- [WHAT TO WORK ON] Copy the data below line for line, with no changes.

- [EXTRACTED INFORMATION]

§

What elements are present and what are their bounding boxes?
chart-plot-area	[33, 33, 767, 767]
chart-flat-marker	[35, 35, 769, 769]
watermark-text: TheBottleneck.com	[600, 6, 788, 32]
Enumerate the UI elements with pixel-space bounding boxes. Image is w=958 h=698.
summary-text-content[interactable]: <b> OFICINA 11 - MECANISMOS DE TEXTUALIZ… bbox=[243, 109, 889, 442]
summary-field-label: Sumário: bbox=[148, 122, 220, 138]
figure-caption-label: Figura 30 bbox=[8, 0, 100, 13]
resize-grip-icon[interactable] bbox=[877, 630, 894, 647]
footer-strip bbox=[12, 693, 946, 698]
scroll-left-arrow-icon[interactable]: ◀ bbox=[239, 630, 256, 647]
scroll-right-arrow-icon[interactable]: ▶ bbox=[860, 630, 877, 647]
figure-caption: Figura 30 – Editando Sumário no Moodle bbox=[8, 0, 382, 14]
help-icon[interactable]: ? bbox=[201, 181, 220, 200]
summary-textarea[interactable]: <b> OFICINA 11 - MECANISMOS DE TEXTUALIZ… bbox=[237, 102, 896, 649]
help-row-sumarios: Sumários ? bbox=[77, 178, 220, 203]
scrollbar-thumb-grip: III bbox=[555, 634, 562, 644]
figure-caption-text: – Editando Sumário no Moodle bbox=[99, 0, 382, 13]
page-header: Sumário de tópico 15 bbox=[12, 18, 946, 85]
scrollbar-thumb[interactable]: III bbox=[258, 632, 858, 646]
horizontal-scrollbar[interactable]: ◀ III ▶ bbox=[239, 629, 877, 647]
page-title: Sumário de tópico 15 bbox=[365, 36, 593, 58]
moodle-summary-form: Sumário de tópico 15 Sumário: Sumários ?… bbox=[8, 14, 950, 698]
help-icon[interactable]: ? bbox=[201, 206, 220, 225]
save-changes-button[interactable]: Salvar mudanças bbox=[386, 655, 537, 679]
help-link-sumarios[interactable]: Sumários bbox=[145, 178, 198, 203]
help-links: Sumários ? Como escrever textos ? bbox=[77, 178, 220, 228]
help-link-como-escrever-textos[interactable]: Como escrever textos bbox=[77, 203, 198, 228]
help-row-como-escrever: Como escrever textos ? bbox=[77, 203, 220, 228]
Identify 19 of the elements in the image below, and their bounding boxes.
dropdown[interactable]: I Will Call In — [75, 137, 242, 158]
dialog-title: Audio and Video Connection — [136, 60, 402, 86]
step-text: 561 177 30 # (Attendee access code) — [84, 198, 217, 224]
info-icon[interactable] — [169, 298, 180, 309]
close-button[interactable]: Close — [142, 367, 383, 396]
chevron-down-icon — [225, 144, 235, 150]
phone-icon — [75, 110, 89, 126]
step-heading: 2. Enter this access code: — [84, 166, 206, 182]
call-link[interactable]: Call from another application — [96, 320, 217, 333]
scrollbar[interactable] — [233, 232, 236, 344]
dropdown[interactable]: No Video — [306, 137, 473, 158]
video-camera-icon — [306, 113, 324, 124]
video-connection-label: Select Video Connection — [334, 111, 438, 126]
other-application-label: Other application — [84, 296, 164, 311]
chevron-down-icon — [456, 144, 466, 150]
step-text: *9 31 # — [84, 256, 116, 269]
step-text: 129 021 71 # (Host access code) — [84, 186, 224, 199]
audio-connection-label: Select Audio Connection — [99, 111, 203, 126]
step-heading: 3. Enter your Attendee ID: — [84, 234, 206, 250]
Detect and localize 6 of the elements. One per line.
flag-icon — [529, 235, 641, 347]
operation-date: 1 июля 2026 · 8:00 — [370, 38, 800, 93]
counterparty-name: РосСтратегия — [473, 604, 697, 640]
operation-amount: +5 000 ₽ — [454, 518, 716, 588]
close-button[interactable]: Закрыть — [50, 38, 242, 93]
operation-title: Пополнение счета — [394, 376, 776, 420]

§

- [SOLUTION TO THE PROBLEM]
What elements are present and what are their bounding boxes?
chart-plot-area	[33, 33, 767, 767]
chart-flat-marker	[35, 35, 769, 769]
watermark-text: TheBottleneck.com	[600, 6, 788, 32]
Enumerate the UI elements with pixel-space bounding boxes. Image is w=958 h=698.
summary-text-content[interactable]: <b> OFICINA 11 - MECANISMOS DE TEXTUALIZ… bbox=[243, 109, 889, 442]
summary-field-label: Sumário: bbox=[148, 122, 220, 138]
figure-caption-label: Figura 30 bbox=[8, 0, 100, 13]
resize-grip-icon[interactable] bbox=[877, 630, 894, 647]
footer-strip bbox=[12, 693, 946, 698]
scroll-left-arrow-icon[interactable]: ◀ bbox=[239, 630, 256, 647]
scroll-right-arrow-icon[interactable]: ▶ bbox=[860, 630, 877, 647]
figure-caption: Figura 30 – Editando Sumário no Moodle bbox=[8, 0, 382, 14]
help-icon[interactable]: ? bbox=[201, 181, 220, 200]
summary-textarea[interactable]: <b> OFICINA 11 - MECANISMOS DE TEXTUALIZ… bbox=[237, 102, 896, 649]
help-row-sumarios: Sumários ? bbox=[77, 178, 220, 203]
scrollbar-thumb-grip: III bbox=[555, 634, 562, 644]
figure-caption-text: – Editando Sumário no Moodle bbox=[99, 0, 382, 13]
page-header: Sumário de tópico 15 bbox=[12, 18, 946, 85]
scrollbar-thumb[interactable]: III bbox=[258, 632, 858, 646]
horizontal-scrollbar[interactable]: ◀ III ▶ bbox=[239, 629, 877, 647]
page-title: Sumário de tópico 15 bbox=[365, 36, 593, 58]
moodle-summary-form: Sumário de tópico 15 Sumário: Sumários ?… bbox=[8, 14, 950, 698]
help-icon[interactable]: ? bbox=[201, 206, 220, 225]
save-changes-button[interactable]: Salvar mudanças bbox=[386, 655, 537, 679]
help-link-sumarios[interactable]: Sumários bbox=[145, 178, 198, 203]
help-links: Sumários ? Como escrever textos ? bbox=[77, 178, 220, 228]
help-link-como-escrever-textos[interactable]: Como escrever textos bbox=[77, 203, 198, 228]
help-row-como-escrever: Como escrever textos ? bbox=[77, 203, 220, 228]
Identify 19 of the elements in the image below, and their bounding boxes.
dropdown[interactable]: I Will Call In — [75, 137, 242, 158]
dialog-title: Audio and Video Connection — [136, 60, 402, 86]
step-text: 561 177 30 # (Attendee access code) — [84, 198, 217, 224]
info-icon[interactable] — [169, 298, 180, 309]
close-button[interactable]: Close — [142, 367, 383, 396]
chevron-down-icon — [225, 144, 235, 150]
phone-icon — [75, 110, 89, 126]
step-heading: 2. Enter this access code: — [84, 166, 206, 182]
call-link[interactable]: Call from another application — [96, 320, 217, 333]
scrollbar[interactable] — [233, 232, 236, 344]
dropdown[interactable]: No Video — [306, 137, 473, 158]
video-camera-icon — [306, 113, 324, 124]
video-connection-label: Select Video Connection — [334, 111, 438, 126]
other-application-label: Other application — [84, 296, 164, 311]
chevron-down-icon — [456, 144, 466, 150]
step-text: *9 31 # — [84, 256, 116, 269]
step-text: 129 021 71 # (Host access code) — [84, 186, 224, 199]
audio-connection-label: Select Audio Connection — [99, 111, 203, 126]
step-heading: 3. Enter your Attendee ID: — [84, 234, 206, 250]
Detect and localize 6 of the elements. One per line.
flag-icon — [529, 235, 641, 347]
operation-date: 1 июля 2026 · 8:00 — [370, 38, 800, 93]
counterparty-name: РосСтратегия — [473, 604, 697, 640]
operation-amount: +5 000 ₽ — [454, 518, 716, 588]
close-button[interactable]: Закрыть — [50, 38, 242, 93]
operation-title: Пополнение счета — [394, 376, 776, 420]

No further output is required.